◆ **THE PROBLEM**
From the lattice axioms post below, extract the passage from "Express lattice axioms using" to "and universal quantification.", copied word for word.

◆ **SOURCE**
>>>>
Express lattice axioms using implication and universal quantification I'd like to ask for some help with homework. My task is to express lattice axioms in signature $(\leq, =, \sup, \inf)$ using only implication and universal quantification.
Here are these axioms in $(\leq, =)$ signature:


*

*$\forall x (x \leq x)$ - reflexivity

*$\forall x \forall y \forall z (x \leq y \land y \leq z \to x \leq z)$ - transitivity

*$\forall x \forall y (x \leq y \land y \leq x \to x = y)$ - antisymmetry

*$\forall x \forall y \exists z (x \leq z \land y \leq z \land (\forall w (x \leq w \land y \leq w \to z \leq w)))$ - supremum

*$\forall x \forall y \exists z (z \leq x \land z \leq y \land (\forall w (w \leq x \land w \leq y \to w \leq z)))$ - infimum


I believe I've done the first 3 axioms right:


*

*reflexivity is the same

*$\forall x \forall y \forall z ((\sup(x, y) \leq \sup(y, z) \to y \leq z) \to x \leq z)$ - transitivity

*$\forall x \forall y (\sup(x, y) = \inf(x, y) \to x = y)$ - antisymmetry


I've stuck with supremum and infimum. I've thought about something like that:


*

*$\forall x \forall y \forall z (\sup(x, y) = z \to \forall w (x \leq w \land y \leq w \to z \leq w))$


But then again I should somehow get rid of conjunction. How can I do it?
<<<<
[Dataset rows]
>>>>
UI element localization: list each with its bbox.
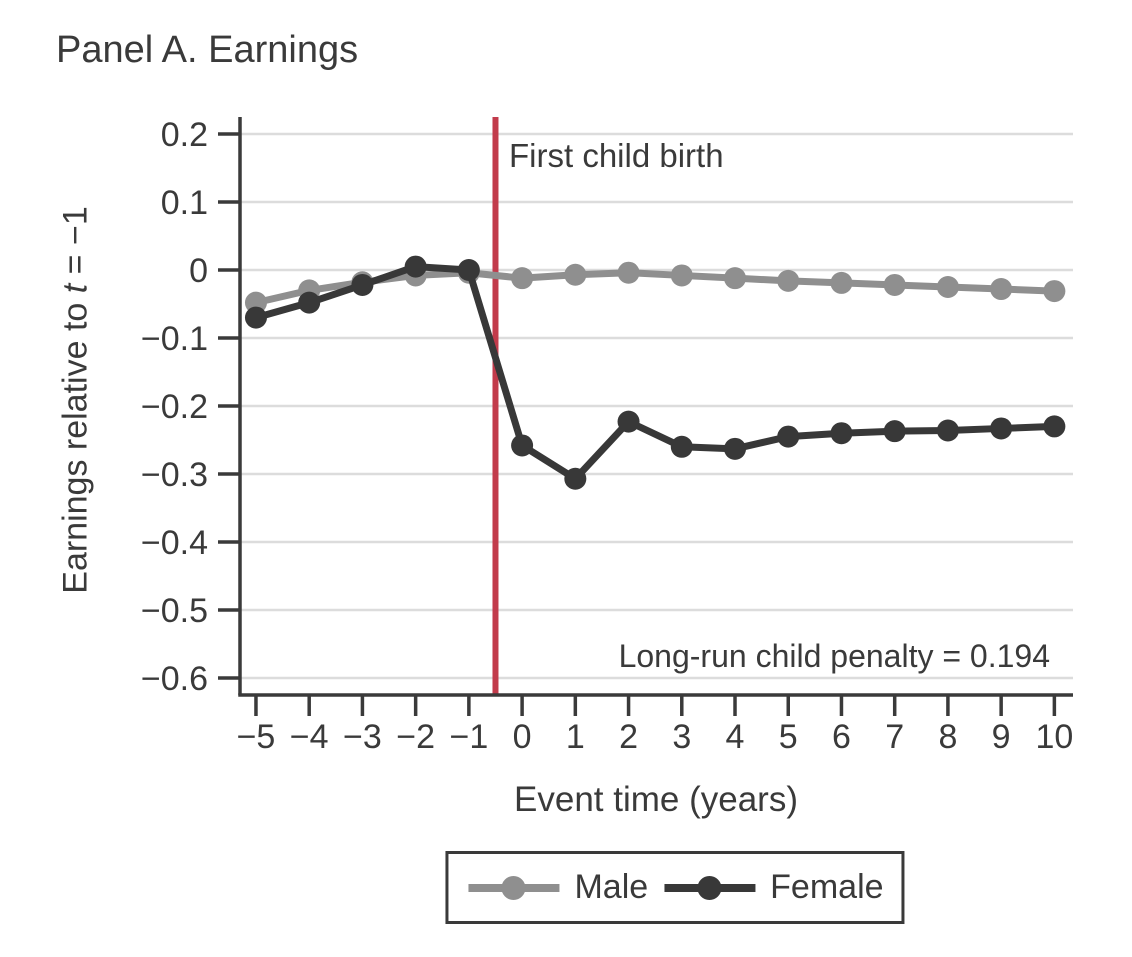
female-series-line [252,263,1058,483]
female-data-point [564,467,587,490]
y-tick-label: 0 [189,252,208,290]
male-data-point [511,267,534,290]
female-data-point [936,419,959,442]
x-tick-label: −2 [396,718,435,756]
male-data-point [564,263,587,286]
male-data-point [617,261,640,284]
x-axis-label: Event time (years) [514,780,798,819]
x-tick-label: 3 [672,718,691,756]
legend-item-female: Female [662,868,884,907]
female-data-point [830,422,853,445]
male-data-point [830,271,853,294]
female-data-point [617,410,640,433]
y-tick-label: −0.2 [141,388,208,426]
female-data-point [457,259,480,281]
y-tick-label: −0.5 [141,592,208,630]
x-tick-label: 9 [992,718,1011,756]
female-data-point [777,425,800,448]
x-tick-label: 2 [619,718,638,756]
x-tick-label: 1 [566,718,585,756]
x-tick-label: 8 [938,718,957,756]
first-child-birth-annotation: First child birth [509,137,724,174]
female-data-point [511,434,534,457]
male-data-point [883,273,906,296]
x-tick-label: 10 [1035,718,1073,756]
legend-label-male: Male [574,868,649,906]
x-tick-label: −5 [237,718,276,756]
x-tick-label: −3 [343,718,382,756]
long-run-penalty-annotation: Long-run child penalty = 0.194 [618,638,1050,674]
x-tick-label: −1 [449,718,488,756]
y-tick-label: −0.4 [141,524,208,562]
male-data-point [670,264,693,287]
x-tick-label: 4 [726,718,745,756]
y-tick-label: −0.3 [141,456,208,494]
x-tick-label: 0 [513,718,532,756]
male-data-point [990,278,1013,301]
male-data-point [1043,280,1066,303]
female-data-point [724,437,747,460]
y-tick-label: 0.1 [161,184,208,222]
female-line-sample-icon [664,875,756,900]
female-data-point [670,435,693,458]
female-data-point [990,417,1013,440]
y-tick-label: −0.6 [141,660,208,698]
female-data-point [883,420,906,443]
x-tick-label: 5 [779,718,798,756]
chart-title: Panel A. Earnings [56,29,359,71]
female-data-point [244,306,267,329]
female-data-point [1043,415,1066,438]
male-data-point [936,276,959,298]
y-tick-label: −0.1 [141,320,208,358]
female-data-point [351,273,374,296]
y-tick-label: 0.2 [161,116,208,154]
x-tick-label: 7 [885,718,904,756]
female-data-point [404,255,427,278]
female-data-point [298,291,321,314]
x-tick-label: 6 [832,718,851,756]
male-data-point [724,267,747,290]
male-data-point [777,269,800,292]
male-line-sample-icon [468,875,560,900]
legend-label-female: Female [770,868,884,906]
x-tick-label: −4 [290,718,329,756]
legend-item-male: Male [466,868,648,907]
legend: Male Female [445,851,905,924]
<<<<
◆ **COMPLETED TASK**
Express lattice axioms using implication and universal quantification I'd like to ask for some help with homework. My task is to express lattice axioms in signature $(\leq, =, \sup, \inf)$ using only implication and universal quantification.